* Job *
Filter the entries and keep only the lines where the string "наличие" appears.

== Data excerpts

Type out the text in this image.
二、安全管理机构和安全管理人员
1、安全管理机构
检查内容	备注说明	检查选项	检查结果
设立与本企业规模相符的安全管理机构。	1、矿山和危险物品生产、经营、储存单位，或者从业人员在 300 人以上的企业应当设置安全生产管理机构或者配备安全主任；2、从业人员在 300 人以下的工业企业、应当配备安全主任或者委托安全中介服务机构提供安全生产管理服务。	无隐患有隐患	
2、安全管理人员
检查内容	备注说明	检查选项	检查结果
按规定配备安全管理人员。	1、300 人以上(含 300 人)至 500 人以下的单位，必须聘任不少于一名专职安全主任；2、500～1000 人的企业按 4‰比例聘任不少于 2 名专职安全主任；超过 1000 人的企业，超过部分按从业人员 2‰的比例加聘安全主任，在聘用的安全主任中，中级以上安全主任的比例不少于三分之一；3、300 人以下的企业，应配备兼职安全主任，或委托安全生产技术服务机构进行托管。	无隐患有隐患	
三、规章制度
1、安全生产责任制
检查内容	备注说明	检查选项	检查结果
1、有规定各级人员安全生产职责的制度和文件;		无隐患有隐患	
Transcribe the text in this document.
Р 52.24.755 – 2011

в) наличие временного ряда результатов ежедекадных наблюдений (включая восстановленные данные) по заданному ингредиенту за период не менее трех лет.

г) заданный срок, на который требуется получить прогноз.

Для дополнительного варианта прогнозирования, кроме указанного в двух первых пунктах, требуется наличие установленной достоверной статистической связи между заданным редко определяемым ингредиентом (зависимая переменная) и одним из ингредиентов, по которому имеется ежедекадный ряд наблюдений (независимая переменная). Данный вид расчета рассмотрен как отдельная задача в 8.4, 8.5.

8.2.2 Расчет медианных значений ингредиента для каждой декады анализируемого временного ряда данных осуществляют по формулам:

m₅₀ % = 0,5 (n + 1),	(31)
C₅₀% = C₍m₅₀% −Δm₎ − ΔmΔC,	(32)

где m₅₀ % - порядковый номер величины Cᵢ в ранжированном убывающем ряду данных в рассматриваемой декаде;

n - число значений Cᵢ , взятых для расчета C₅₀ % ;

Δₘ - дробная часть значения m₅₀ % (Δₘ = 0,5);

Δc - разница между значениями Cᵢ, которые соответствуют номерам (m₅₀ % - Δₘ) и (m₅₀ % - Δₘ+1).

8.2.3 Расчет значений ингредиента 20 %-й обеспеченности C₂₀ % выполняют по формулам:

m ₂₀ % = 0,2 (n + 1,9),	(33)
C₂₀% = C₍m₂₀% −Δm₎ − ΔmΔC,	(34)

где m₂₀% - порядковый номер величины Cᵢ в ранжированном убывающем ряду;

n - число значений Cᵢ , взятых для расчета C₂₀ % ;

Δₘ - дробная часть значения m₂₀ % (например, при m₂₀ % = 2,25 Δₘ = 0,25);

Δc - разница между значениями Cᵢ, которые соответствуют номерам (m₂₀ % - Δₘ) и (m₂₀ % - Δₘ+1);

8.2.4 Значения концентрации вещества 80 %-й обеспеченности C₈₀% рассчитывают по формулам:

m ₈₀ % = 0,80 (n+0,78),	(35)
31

====

* Exercise response *
в) наличие временного ряда результатов ежедекадных наблюдений (включая восстановленные данные) по заданному ингредиенту за период не менее трех лет.
Для дополнительного варианта прогнозирования, кроме указанного в двух первых пунктах, требуется наличие установленной достоверной статистической связи между заданным редко определяемым ингредиентом (зависимая переменная) и одним из ингредиентов, по которому имеется ежедекадный ряд наблюдений (независимая переменная). Данный вид расчета рассмотрен как отдельная задача в 8.4, 8.5.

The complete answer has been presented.